**Work instructions**
Go over the listing below line by line and tally those containing "ylabel". Give only the tally.

**Recorded information**

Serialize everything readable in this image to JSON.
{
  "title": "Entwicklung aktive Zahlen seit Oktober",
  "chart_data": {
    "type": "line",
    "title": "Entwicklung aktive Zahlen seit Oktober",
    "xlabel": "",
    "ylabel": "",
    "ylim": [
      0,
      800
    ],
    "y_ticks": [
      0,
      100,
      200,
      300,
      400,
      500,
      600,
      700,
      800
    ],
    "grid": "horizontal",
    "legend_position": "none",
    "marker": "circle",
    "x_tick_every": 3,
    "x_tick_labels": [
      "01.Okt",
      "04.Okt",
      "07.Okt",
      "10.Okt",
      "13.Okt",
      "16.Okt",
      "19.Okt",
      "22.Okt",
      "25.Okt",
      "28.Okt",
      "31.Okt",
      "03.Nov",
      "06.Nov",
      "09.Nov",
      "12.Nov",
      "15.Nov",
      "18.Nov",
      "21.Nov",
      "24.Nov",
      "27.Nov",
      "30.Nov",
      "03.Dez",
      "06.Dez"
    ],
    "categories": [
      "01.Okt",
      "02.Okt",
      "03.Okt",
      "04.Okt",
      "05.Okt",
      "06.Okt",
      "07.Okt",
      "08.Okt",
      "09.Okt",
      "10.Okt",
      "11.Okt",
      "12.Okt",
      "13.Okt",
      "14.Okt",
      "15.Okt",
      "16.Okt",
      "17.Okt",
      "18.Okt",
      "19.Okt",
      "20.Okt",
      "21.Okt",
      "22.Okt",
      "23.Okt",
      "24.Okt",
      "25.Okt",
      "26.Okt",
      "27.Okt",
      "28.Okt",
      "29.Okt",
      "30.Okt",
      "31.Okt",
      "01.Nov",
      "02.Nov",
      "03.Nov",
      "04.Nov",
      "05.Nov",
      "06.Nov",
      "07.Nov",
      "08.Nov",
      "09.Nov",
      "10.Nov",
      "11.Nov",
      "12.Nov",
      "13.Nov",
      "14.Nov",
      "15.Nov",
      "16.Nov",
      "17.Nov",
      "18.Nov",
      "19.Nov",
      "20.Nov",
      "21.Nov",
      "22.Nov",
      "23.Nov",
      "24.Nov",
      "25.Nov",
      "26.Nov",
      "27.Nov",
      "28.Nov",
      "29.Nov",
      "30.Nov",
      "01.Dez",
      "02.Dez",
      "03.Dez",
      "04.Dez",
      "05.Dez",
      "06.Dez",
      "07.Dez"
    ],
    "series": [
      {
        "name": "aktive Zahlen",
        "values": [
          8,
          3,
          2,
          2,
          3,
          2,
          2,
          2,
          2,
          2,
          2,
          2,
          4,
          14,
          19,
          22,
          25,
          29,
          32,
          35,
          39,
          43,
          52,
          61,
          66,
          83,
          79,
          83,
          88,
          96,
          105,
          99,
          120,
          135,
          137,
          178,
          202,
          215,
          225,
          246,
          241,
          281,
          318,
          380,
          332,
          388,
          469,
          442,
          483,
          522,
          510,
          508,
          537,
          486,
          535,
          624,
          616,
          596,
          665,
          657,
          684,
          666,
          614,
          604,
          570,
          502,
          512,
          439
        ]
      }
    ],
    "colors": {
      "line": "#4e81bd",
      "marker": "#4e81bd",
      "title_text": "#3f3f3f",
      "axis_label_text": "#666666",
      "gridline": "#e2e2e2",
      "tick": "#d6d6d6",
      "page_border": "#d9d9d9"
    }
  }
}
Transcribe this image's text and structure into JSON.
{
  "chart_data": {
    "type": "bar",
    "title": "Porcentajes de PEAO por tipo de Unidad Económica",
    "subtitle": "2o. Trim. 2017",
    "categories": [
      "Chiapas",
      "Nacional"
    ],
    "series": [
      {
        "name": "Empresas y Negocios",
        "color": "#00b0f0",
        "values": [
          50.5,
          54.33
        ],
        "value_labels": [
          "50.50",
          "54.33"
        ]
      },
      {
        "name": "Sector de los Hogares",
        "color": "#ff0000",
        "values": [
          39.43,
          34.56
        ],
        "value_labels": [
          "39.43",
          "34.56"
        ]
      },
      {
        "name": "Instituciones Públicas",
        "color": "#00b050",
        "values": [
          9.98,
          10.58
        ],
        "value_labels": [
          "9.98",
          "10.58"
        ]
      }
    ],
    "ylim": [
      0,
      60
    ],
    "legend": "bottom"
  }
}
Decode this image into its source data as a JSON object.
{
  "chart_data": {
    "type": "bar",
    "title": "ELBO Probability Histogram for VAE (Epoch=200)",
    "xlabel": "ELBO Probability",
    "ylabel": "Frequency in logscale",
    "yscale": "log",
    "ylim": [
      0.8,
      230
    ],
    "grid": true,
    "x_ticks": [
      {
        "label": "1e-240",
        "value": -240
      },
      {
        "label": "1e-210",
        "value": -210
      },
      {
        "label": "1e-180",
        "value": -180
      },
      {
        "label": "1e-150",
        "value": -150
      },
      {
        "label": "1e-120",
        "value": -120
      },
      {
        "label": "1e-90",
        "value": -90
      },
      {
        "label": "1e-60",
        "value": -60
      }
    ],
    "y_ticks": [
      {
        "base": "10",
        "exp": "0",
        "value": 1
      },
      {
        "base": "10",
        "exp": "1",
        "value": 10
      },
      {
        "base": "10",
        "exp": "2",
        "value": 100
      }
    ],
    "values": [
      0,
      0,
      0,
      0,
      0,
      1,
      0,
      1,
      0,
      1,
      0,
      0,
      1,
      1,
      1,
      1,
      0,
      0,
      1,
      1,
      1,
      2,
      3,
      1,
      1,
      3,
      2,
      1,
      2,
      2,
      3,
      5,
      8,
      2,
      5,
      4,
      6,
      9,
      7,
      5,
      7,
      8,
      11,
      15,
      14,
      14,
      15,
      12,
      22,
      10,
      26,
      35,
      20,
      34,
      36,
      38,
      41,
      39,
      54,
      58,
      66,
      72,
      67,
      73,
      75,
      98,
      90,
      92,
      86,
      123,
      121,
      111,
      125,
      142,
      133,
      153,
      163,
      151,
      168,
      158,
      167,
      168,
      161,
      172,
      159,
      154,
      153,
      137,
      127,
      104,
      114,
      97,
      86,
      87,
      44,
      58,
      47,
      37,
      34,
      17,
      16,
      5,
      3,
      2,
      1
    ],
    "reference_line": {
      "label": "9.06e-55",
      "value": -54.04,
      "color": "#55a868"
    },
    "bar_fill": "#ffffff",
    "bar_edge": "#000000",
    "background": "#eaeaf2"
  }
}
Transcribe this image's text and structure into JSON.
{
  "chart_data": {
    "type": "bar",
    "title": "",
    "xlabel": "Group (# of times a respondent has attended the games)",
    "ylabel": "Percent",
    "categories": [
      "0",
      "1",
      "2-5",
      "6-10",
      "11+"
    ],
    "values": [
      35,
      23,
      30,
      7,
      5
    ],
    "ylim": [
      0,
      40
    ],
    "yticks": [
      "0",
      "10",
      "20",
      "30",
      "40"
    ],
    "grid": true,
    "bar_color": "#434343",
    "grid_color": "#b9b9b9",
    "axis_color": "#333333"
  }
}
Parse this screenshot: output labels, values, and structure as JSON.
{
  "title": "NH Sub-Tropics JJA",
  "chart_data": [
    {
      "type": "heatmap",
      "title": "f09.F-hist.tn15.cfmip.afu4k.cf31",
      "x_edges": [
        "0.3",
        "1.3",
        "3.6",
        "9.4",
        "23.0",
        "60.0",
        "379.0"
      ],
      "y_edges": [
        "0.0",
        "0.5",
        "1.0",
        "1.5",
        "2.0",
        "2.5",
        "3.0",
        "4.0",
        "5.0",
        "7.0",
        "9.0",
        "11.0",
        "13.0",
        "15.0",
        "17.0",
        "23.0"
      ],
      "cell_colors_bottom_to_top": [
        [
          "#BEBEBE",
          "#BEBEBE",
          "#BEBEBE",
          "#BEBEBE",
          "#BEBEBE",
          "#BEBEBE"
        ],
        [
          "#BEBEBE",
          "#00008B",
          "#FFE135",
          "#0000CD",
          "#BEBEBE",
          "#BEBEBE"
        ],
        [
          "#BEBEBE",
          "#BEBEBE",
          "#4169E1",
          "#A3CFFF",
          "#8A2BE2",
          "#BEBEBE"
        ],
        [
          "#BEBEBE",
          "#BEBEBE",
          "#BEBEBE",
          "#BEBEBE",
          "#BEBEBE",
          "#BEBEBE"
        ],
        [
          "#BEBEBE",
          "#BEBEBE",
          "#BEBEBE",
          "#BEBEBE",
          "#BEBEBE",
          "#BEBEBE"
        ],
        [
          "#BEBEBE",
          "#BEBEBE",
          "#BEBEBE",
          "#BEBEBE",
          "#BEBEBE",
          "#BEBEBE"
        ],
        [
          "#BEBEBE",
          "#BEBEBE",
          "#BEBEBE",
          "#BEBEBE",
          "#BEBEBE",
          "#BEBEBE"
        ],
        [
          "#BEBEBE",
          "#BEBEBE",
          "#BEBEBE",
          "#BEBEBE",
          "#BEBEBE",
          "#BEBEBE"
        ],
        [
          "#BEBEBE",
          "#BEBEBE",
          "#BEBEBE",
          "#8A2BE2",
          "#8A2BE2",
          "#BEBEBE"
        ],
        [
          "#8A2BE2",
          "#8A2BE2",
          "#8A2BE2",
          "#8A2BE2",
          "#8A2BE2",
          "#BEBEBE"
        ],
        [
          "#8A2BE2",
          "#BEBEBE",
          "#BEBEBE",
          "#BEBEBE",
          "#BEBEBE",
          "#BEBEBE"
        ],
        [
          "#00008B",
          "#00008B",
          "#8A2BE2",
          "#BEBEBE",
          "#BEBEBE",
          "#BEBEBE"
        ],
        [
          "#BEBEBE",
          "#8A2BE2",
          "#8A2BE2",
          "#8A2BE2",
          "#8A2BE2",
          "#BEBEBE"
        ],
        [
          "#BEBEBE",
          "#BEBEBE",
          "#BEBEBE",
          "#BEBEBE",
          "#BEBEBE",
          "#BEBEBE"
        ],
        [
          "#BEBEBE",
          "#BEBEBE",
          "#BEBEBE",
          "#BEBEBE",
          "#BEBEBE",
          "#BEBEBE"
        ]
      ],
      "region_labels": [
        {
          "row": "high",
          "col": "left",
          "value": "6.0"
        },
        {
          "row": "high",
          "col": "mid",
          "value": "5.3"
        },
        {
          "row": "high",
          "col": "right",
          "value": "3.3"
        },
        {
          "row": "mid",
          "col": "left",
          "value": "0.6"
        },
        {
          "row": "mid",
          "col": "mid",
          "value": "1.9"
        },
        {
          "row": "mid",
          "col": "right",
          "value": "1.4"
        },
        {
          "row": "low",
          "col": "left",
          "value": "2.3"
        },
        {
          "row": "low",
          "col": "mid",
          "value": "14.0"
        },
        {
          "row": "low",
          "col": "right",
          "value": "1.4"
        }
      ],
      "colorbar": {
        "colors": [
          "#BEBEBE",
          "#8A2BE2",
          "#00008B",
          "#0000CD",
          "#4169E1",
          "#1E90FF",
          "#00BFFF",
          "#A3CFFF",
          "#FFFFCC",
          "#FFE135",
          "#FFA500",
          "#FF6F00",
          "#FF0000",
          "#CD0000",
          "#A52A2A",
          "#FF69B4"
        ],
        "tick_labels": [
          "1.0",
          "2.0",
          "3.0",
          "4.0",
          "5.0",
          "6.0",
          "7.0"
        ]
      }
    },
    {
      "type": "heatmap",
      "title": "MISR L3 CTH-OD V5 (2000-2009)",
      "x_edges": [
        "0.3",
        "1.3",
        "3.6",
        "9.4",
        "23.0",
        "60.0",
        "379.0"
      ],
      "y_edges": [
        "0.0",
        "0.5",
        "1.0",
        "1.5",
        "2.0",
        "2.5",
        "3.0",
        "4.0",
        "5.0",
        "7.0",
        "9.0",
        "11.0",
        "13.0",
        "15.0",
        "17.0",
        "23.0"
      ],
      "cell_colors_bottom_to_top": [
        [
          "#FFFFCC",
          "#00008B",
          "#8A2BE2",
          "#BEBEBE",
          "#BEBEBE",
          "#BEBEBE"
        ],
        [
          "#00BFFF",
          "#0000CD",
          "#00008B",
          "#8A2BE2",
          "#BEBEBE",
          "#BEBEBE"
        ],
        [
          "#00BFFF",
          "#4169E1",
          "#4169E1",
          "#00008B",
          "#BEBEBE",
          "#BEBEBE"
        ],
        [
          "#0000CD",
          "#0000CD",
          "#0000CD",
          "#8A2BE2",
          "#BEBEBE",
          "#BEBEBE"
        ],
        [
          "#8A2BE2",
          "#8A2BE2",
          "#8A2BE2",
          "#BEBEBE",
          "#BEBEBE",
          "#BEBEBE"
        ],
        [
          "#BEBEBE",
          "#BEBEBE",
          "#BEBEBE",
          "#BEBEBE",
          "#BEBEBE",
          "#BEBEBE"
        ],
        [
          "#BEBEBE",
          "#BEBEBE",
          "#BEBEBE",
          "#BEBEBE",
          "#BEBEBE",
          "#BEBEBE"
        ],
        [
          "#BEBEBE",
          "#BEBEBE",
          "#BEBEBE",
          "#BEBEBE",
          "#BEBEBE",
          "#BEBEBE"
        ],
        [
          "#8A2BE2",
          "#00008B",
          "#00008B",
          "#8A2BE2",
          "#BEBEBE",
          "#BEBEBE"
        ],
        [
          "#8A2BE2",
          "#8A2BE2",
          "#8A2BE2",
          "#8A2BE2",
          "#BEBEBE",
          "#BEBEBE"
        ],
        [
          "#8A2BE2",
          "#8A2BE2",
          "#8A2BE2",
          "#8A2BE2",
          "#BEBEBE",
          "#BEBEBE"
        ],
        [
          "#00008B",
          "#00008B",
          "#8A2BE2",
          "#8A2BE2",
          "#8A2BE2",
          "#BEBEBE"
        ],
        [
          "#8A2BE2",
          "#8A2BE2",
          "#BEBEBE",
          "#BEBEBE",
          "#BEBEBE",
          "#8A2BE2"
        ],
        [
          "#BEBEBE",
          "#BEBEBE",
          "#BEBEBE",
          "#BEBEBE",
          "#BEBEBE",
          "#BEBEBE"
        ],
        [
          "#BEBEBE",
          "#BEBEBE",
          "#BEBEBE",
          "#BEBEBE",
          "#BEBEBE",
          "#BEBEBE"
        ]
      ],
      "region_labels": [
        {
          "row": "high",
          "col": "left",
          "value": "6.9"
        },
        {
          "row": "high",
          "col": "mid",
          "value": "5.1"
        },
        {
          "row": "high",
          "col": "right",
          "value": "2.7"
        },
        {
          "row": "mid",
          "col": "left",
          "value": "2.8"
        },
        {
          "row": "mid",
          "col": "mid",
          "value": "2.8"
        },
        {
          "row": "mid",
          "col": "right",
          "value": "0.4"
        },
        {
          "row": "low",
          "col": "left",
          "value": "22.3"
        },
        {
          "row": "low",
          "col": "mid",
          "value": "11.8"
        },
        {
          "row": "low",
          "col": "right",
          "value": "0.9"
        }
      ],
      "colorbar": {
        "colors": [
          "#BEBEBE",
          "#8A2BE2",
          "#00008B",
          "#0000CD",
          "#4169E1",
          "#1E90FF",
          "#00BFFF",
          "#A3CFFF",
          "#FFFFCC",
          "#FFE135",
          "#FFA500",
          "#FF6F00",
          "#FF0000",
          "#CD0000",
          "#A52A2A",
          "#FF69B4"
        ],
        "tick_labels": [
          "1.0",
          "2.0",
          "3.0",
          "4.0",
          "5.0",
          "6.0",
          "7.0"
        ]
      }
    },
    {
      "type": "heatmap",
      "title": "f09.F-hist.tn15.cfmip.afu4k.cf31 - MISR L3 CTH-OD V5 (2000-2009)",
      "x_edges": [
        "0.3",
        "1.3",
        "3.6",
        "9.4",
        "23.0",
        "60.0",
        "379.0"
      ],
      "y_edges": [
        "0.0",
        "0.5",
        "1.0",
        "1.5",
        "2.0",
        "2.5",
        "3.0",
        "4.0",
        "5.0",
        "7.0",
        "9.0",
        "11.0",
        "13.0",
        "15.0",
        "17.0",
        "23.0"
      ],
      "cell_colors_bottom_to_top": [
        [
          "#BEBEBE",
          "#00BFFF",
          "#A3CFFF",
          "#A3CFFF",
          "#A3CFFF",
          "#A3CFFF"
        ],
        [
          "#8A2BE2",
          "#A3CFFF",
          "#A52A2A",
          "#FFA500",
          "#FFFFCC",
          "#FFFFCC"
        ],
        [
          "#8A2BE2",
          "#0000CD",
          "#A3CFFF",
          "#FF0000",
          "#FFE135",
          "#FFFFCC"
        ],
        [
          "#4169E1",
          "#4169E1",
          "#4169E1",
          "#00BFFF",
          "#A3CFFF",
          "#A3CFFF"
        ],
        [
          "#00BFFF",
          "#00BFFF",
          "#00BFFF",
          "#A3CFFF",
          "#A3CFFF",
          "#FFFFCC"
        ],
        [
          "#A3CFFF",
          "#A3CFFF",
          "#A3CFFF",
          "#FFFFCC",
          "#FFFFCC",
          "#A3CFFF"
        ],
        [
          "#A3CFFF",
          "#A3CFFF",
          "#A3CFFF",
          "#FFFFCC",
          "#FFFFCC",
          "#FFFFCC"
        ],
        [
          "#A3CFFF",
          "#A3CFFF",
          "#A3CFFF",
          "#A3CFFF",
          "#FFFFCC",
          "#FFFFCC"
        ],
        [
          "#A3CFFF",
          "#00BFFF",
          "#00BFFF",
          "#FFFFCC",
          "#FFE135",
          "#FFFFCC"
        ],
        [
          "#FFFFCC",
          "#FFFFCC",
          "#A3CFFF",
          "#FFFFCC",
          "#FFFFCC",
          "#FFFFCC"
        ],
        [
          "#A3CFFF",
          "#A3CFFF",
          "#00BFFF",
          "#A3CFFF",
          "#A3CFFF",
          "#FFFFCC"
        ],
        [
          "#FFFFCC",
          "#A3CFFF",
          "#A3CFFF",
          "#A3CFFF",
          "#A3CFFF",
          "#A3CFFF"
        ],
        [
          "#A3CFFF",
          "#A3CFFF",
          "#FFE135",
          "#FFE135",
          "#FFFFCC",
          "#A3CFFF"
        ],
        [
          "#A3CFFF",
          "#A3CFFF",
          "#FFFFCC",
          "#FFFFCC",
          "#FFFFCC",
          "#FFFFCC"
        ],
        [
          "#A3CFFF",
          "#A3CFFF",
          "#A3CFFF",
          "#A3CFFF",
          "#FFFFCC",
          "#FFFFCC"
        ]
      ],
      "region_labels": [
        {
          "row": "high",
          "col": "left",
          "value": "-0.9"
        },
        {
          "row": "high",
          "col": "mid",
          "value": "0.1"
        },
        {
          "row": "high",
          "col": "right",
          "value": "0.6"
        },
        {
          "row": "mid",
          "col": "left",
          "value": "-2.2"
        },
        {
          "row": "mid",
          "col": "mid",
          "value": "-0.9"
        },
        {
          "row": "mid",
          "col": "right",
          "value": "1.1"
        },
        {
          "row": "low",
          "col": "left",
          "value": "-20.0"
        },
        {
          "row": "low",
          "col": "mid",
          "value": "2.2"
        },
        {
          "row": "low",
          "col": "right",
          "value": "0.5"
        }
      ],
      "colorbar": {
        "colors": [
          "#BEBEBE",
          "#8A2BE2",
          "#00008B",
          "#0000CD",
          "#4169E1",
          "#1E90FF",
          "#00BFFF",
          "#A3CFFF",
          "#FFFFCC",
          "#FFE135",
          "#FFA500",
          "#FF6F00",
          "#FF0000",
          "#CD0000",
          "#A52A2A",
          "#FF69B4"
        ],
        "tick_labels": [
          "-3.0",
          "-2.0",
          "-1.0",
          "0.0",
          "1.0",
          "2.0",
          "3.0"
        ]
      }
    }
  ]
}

**Expected answer**
3